◆ **Your goal**:
Set down the material once more, exactly as it appears.

Records about charts and figures
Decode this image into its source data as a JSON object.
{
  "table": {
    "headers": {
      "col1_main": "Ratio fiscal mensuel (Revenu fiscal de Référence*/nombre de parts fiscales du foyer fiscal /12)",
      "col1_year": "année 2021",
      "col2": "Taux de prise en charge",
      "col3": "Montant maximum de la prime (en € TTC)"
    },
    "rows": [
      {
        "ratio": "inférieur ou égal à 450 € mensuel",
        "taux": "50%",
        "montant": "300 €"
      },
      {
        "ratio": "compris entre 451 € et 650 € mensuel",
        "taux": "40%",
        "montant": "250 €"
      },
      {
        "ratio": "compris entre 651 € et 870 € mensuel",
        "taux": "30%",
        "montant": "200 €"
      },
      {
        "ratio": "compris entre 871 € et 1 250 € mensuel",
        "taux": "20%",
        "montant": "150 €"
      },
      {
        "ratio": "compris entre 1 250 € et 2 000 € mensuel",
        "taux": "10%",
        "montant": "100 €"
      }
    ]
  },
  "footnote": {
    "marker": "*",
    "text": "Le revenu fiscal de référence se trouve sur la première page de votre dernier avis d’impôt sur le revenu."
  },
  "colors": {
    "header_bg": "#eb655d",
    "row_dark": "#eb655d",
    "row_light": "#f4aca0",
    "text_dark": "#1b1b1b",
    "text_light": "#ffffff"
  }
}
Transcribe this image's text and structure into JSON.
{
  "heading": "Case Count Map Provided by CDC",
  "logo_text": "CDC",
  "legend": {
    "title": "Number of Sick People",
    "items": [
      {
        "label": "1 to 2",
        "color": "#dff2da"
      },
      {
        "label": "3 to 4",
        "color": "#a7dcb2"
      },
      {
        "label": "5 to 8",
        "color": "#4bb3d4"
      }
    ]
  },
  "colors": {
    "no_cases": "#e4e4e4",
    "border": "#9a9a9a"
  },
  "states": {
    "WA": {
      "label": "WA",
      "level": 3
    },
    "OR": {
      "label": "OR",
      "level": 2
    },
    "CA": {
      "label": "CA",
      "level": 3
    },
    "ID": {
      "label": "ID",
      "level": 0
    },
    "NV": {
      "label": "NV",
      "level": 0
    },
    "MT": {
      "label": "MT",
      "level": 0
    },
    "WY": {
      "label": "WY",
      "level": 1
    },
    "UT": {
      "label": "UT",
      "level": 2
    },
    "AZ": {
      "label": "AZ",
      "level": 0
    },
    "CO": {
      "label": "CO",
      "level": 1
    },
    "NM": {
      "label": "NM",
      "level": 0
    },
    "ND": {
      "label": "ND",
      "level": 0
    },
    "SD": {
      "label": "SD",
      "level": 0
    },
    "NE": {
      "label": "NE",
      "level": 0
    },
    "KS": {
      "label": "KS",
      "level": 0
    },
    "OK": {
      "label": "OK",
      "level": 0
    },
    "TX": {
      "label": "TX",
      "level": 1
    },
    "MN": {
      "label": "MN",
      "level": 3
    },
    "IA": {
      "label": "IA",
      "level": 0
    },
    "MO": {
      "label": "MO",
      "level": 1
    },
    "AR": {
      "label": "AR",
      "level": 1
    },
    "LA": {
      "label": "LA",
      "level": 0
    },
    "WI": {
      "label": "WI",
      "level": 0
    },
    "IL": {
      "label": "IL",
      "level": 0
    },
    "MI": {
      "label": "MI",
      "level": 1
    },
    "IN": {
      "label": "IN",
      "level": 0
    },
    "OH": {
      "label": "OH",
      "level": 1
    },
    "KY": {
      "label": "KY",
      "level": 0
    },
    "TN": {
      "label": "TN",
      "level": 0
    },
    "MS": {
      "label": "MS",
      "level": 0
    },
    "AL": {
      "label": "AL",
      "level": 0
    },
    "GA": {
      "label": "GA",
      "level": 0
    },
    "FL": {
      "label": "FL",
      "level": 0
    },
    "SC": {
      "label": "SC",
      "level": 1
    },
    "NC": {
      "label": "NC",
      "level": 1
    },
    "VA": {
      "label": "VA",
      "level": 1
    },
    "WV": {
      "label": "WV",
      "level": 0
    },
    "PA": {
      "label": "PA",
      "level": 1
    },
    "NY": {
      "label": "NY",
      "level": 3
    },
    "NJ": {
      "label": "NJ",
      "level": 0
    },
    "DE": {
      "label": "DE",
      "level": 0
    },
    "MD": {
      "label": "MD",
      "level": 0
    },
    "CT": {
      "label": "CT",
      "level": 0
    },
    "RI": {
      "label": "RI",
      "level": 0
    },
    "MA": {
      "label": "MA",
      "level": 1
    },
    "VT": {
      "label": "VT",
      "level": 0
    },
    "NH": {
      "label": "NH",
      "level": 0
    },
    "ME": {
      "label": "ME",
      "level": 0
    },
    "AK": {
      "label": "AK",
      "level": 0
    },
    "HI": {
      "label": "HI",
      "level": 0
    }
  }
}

◆ **Answer to the problem**:
Decode this image into its source data as a JSON object.
{
  "table": {
    "headers": {
      "col1_main": "Ratio fiscal mensuel (Revenu fiscal de Référence*/nombre de parts fiscales du foyer fiscal /12)",
      "col1_year": "année 2021",
      "col2": "Taux de prise en charge",
      "col3": "Montant maximum de la prime (en € TTC)"
    },
    "rows": [
      {
        "ratio": "inférieur ou égal à 450 € mensuel",
        "taux": "50%",
        "montant": "300 €"
      },
      {
        "ratio": "compris entre 451 € et 650 € mensuel",
        "taux": "40%",
        "montant": "250 €"
      },
      {
        "ratio": "compris entre 651 € et 870 € mensuel",
        "taux": "30%",
        "montant": "200 €"
      },
      {
        "ratio": "compris entre 871 € et 1 250 € mensuel",
        "taux": "20%",
        "montant": "150 €"
      },
      {
        "ratio": "compris entre 1 250 € et 2 000 € mensuel",
        "taux": "10%",
        "montant": "100 €"
      }
    ]
  },
  "footnote": {
    "marker": "*",
    "text": "Le revenu fiscal de référence se trouve sur la première page de votre dernier avis d’impôt sur le revenu."
  },
  "colors": {
    "header_bg": "#eb655d",
    "row_dark": "#eb655d",
    "row_light": "#f4aca0",
    "text_dark": "#1b1b1b",
    "text_light": "#ffffff"
  }
}
Transcribe this image's text and structure into JSON.
{
  "heading": "Case Count Map Provided by CDC",
  "logo_text": "CDC",
  "legend": {
    "title": "Number of Sick People",
    "items": [
      {
        "label": "1 to 2",
        "color": "#dff2da"
      },
      {
        "label": "3 to 4",
        "color": "#a7dcb2"
      },
      {
        "label": "5 to 8",
        "color": "#4bb3d4"
      }
    ]
  },
  "colors": {
    "no_cases": "#e4e4e4",
    "border": "#9a9a9a"
  },
  "states": {
    "WA": {
      "label": "WA",
      "level": 3
    },
    "OR": {
      "label": "OR",
      "level": 2
    },
    "CA": {
      "label": "CA",
      "level": 3
    },
    "ID": {
      "label": "ID",
      "level": 0
    },
    "NV": {
      "label": "NV",
      "level": 0
    },
    "MT": {
      "label": "MT",
      "level": 0
    },
    "WY": {
      "label": "WY",
      "level": 1
    },
    "UT": {
      "label": "UT",
      "level": 2
    },
    "AZ": {
      "label": "AZ",
      "level": 0
    },
    "CO": {
      "label": "CO",
      "level": 1
    },
    "NM": {
      "label": "NM",
      "level": 0
    },
    "ND": {
      "label": "ND",
      "level": 0
    },
    "SD": {
      "label": "SD",
      "level": 0
    },
    "NE": {
      "label": "NE",
      "level": 0
    },
    "KS": {
      "label": "KS",
      "level": 0
    },
    "OK": {
      "label": "OK",
      "level": 0
    },
    "TX": {
      "label": "TX",
      "level": 1
    },
    "MN": {
      "label": "MN",
      "level": 3
    },
    "IA": {
      "label": "IA",
      "level": 0
    },
    "MO": {
      "label": "MO",
      "level": 1
    },
    "AR": {
      "label": "AR",
      "level": 1
    },
    "LA": {
      "label": "LA",
      "level": 0
    },
    "WI": {
      "label": "WI",
      "level": 0
    },
    "IL": {
      "label": "IL",
      "level": 0
    },
    "MI": {
      "label": "MI",
      "level": 1
    },
    "IN": {
      "label": "IN",
      "level": 0
    },
    "OH": {
      "label": "OH",
      "level": 1
    },
    "KY": {
      "label": "KY",
      "level": 0
    },
    "TN": {
      "label": "TN",
      "level": 0
    },
    "MS": {
      "label": "MS",
      "level": 0
    },
    "AL": {
      "label": "AL",
      "level": 0
    },
    "GA": {
      "label": "GA",
      "level": 0
    },
    "FL": {
      "label": "FL",
      "level": 0
    },
    "SC": {
      "label": "SC",
      "level": 1
    },
    "NC": {
      "label": "NC",
      "level": 1
    },
    "VA": {
      "label": "VA",
      "level": 1
    },
    "WV": {
      "label": "WV",
      "level": 0
    },
    "PA": {
      "label": "PA",
      "level": 1
    },
    "NY": {
      "label": "NY",
      "level": 3
    },
    "NJ": {
      "label": "NJ",
      "level": 0
    },
    "DE": {
      "label": "DE",
      "level": 0
    },
    "MD": {
      "label": "MD",
      "level": 0
    },
    "CT": {
      "label": "CT",
      "level": 0
    },
    "RI": {
      "label": "RI",
      "level": 0
    },
    "MA": {
      "label": "MA",
      "level": 1
    },
    "VT": {
      "label": "VT",
      "level": 0
    },
    "NH": {
      "label": "NH",
      "level": 0
    },
    "ME": {
      "label": "ME",
      "level": 0
    },
    "AK": {
      "label": "AK",
      "level": 0
    },
    "HI": {
      "label": "HI",
      "level": 0
    }
  }
}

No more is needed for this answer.